§ Stated task
Wherever a line in the data below holds "name", copy that line.

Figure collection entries
## Start
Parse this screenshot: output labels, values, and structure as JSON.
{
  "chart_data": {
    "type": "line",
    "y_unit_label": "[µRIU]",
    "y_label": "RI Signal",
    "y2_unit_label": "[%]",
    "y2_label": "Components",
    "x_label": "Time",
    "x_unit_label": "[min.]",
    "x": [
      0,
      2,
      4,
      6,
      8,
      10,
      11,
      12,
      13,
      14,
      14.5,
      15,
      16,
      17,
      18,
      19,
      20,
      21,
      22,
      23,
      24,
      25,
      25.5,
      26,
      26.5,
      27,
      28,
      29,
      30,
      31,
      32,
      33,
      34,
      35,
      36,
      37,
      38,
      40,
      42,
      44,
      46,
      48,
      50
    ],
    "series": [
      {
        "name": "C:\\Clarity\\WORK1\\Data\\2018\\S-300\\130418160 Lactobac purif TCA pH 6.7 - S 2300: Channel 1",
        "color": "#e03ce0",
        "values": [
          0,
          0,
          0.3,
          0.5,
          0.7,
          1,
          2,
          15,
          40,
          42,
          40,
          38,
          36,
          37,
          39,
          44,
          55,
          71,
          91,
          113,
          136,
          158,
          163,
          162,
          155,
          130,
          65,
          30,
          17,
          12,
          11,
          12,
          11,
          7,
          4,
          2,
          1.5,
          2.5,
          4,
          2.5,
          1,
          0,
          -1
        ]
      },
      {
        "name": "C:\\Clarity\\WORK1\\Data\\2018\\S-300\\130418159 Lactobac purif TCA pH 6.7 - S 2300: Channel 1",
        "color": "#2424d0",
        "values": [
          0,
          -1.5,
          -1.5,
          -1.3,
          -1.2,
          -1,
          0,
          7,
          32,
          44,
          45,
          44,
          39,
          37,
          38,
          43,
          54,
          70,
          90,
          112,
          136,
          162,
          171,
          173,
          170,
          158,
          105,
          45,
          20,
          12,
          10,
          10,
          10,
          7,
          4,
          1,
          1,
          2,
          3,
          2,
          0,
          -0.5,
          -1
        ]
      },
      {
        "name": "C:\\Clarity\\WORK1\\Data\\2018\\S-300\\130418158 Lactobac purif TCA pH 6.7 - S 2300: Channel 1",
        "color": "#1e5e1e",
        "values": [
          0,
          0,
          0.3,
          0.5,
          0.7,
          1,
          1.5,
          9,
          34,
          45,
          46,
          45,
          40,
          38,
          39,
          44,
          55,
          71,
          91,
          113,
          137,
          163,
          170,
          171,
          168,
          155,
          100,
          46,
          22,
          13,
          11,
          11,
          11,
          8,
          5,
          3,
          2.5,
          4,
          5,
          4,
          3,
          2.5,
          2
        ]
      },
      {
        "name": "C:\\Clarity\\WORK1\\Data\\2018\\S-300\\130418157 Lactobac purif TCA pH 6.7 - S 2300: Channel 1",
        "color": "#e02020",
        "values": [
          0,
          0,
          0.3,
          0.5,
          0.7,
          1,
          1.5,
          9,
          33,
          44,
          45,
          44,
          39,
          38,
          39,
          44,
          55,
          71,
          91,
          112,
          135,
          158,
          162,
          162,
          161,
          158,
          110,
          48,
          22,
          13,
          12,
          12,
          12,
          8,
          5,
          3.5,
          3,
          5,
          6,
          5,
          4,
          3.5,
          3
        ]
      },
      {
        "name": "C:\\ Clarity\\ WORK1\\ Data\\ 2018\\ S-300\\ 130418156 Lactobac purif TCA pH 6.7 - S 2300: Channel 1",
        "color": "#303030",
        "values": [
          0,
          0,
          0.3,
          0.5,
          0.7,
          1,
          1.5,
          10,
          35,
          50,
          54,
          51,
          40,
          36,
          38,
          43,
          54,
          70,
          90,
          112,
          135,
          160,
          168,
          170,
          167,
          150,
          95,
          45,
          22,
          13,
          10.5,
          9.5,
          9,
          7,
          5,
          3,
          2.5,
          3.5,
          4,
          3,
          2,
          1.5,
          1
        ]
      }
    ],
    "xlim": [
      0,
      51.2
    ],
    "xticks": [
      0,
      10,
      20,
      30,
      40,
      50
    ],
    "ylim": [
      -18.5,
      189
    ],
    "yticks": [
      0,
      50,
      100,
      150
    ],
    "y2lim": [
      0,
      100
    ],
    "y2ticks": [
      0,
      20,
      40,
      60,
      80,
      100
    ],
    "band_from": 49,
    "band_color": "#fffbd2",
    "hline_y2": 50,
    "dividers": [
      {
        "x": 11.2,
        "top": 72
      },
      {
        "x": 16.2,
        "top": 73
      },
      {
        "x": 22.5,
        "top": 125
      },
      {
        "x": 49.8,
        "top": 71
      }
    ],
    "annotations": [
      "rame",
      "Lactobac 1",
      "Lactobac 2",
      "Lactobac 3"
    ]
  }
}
## End
§ Expected output
        "name": "C:\\Clarity\\WORK1\\Data\\2018\\S-300\\130418160 Lactobac purif TCA pH 6.7 - S 2300: Channel 1",
        "name": "C:\\Clarity\\WORK1\\Data\\2018\\S-300\\130418159 Lactobac purif TCA pH 6.7 - S 2300: Channel 1",
        "name": "C:\\Clarity\\WORK1\\Data\\2018\\S-300\\130418158 Lactobac purif TCA pH 6.7 - S 2300: Channel 1",
        "name": "C:\\Clarity\\WORK1\\Data\\2018\\S-300\\130418157 Lactobac purif TCA pH 6.7 - S 2300: Channel 1",
        "name": "C:\\ Clarity\\ WORK1\\ Data\\ 2018\\ S-300\\ 130418156 Lactobac purif TCA pH 6.7 - S 2300: Channel 1",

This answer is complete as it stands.